[Requirements]:
From the listing below, return each line that includes "tipler".

-- start --

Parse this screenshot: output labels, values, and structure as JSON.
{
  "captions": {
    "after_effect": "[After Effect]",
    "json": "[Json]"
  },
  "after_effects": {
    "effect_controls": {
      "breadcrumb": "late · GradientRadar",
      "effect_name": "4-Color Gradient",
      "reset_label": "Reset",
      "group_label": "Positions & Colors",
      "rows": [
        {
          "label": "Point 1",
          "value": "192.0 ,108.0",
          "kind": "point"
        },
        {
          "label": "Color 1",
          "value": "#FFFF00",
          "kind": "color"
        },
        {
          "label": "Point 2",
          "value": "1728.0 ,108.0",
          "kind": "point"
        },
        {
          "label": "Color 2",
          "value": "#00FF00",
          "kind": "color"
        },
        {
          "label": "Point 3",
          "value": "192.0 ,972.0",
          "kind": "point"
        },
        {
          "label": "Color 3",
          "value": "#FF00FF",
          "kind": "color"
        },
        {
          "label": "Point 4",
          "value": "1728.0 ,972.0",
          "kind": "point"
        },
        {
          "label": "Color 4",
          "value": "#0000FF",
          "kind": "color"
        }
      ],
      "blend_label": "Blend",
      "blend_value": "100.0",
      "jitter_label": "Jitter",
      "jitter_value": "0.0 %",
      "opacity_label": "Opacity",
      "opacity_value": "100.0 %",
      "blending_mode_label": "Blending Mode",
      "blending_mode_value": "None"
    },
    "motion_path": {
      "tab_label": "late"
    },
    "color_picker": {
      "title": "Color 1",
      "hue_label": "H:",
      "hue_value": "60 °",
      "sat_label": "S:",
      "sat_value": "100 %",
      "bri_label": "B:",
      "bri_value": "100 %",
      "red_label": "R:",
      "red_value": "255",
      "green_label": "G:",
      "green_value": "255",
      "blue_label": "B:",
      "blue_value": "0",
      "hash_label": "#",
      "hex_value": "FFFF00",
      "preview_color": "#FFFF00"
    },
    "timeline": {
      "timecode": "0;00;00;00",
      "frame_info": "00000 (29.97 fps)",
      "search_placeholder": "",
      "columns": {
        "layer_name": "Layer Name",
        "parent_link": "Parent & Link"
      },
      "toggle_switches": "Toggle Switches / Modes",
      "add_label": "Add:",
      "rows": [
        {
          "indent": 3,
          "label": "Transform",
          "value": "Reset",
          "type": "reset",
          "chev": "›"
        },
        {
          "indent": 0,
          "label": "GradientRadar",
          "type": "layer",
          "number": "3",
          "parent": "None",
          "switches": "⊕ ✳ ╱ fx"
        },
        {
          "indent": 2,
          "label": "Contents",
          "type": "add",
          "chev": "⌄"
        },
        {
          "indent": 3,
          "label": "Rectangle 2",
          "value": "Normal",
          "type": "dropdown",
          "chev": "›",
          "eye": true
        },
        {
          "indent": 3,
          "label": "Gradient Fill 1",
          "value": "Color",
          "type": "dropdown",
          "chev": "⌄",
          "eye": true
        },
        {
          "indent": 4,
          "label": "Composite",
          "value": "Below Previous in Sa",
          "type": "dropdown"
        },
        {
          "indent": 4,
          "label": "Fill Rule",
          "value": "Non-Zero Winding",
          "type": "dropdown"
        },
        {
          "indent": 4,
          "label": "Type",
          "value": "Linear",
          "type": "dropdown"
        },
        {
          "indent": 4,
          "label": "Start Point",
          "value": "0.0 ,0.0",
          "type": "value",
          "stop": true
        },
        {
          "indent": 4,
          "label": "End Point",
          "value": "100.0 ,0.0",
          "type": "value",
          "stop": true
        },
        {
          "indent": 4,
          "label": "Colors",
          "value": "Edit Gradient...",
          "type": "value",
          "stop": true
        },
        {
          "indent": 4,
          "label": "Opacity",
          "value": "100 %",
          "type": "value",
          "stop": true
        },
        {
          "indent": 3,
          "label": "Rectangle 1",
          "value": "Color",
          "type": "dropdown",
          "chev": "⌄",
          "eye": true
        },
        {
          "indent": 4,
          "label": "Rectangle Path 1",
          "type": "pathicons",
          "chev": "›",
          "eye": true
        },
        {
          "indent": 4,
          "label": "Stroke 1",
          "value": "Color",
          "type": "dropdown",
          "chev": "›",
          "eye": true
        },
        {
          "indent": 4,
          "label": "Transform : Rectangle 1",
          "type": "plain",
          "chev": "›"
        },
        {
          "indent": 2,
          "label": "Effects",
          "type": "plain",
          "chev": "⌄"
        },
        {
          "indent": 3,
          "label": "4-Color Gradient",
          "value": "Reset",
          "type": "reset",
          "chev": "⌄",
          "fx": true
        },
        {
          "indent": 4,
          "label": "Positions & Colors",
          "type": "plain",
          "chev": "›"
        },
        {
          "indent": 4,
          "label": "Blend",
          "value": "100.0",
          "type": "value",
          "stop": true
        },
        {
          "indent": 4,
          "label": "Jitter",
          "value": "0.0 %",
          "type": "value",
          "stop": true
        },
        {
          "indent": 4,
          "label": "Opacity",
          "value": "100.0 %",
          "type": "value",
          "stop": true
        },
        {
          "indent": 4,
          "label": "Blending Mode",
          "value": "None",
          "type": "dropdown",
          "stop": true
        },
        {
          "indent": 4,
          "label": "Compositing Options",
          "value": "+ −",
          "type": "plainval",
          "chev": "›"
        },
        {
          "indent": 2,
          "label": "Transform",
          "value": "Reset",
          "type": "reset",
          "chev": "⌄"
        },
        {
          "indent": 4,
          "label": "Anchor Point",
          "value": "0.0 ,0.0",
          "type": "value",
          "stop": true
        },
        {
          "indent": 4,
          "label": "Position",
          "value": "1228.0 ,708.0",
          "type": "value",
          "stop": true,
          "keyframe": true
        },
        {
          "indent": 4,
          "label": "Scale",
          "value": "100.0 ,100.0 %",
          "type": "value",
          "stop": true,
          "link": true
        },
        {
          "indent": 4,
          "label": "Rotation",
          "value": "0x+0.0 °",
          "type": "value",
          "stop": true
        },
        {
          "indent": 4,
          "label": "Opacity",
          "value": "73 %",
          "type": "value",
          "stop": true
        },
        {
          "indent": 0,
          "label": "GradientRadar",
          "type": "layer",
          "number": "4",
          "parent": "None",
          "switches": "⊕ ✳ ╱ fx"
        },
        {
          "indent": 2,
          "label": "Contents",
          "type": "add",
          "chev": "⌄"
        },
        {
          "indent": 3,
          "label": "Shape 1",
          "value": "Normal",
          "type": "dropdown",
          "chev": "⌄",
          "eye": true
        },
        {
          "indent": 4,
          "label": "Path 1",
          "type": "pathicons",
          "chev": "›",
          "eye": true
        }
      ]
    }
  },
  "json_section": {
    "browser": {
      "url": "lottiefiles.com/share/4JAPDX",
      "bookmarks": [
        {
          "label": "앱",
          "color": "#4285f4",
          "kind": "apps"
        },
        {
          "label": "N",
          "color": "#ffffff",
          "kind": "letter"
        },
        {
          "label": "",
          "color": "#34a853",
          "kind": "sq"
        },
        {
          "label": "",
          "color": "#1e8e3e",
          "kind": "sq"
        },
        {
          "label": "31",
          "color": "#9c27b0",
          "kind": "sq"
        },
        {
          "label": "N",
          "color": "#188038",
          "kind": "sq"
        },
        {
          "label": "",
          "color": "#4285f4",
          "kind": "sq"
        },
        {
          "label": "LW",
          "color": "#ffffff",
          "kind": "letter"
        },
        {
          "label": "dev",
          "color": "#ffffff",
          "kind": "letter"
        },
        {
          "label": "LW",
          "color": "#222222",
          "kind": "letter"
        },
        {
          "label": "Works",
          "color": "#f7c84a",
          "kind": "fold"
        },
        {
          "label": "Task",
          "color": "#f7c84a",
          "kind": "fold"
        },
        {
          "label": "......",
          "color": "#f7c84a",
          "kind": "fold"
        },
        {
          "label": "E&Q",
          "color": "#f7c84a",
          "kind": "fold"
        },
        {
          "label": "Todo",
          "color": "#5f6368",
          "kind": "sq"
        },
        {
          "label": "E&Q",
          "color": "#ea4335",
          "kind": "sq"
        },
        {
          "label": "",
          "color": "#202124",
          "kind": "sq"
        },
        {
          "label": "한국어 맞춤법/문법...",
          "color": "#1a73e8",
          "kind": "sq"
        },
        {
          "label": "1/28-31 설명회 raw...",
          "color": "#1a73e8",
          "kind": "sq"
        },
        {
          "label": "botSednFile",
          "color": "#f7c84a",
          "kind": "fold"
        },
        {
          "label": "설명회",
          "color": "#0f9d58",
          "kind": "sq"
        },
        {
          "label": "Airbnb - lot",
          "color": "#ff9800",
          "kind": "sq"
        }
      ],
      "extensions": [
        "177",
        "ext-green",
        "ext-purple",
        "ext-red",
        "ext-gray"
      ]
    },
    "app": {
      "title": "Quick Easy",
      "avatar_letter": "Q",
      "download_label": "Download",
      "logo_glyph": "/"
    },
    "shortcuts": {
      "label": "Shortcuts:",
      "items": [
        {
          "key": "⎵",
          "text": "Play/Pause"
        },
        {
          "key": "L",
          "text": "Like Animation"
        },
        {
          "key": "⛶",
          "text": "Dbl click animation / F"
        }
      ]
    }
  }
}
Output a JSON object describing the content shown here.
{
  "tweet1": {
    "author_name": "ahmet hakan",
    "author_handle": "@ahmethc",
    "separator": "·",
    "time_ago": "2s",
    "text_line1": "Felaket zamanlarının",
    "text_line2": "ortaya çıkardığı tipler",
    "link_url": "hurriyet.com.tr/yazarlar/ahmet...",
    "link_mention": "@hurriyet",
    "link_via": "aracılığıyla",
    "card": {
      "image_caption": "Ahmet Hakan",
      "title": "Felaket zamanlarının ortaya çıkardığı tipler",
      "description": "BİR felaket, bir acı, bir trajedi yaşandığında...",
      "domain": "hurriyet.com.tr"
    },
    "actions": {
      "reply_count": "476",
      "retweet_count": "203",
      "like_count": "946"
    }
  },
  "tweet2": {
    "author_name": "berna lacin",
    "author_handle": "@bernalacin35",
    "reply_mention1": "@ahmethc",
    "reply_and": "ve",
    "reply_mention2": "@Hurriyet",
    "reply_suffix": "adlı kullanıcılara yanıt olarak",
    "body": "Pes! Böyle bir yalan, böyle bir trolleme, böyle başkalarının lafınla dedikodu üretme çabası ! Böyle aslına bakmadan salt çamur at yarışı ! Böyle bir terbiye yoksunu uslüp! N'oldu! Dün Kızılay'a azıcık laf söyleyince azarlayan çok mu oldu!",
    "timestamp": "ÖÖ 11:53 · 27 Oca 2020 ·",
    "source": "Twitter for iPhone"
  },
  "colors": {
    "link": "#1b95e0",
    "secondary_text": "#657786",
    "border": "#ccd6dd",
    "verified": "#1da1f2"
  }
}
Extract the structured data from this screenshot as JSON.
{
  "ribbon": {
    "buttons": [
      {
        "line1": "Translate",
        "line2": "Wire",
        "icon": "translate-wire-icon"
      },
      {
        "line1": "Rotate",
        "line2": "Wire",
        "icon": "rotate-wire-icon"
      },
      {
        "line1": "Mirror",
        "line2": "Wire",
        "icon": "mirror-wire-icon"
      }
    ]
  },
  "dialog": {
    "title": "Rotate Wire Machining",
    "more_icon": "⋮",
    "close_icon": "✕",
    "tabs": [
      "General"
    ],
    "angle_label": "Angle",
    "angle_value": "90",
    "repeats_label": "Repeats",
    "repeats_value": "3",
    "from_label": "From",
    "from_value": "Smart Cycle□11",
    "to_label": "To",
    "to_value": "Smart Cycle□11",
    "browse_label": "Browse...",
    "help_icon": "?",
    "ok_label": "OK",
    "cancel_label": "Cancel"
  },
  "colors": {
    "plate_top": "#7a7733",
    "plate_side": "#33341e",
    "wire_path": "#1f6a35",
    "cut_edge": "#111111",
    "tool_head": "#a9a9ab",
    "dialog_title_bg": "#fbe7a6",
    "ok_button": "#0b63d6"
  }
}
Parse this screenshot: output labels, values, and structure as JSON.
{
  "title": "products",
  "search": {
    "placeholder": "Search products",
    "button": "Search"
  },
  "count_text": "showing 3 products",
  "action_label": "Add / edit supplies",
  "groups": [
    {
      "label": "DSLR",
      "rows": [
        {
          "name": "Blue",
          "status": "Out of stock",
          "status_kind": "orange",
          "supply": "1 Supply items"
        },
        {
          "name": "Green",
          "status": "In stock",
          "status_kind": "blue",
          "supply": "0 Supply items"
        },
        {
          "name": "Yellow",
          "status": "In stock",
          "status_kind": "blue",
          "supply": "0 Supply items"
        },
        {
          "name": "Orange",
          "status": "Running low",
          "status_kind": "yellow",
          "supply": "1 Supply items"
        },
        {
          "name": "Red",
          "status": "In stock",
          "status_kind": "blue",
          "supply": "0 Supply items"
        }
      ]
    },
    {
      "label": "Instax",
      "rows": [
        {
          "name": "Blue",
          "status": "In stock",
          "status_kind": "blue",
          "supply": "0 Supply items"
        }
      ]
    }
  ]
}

-- end --

[Result for this exercise]:
    "text_line2": "ortaya çıkardığı tipler",
      "title": "Felaket zamanlarının ortaya çıkardığı tipler",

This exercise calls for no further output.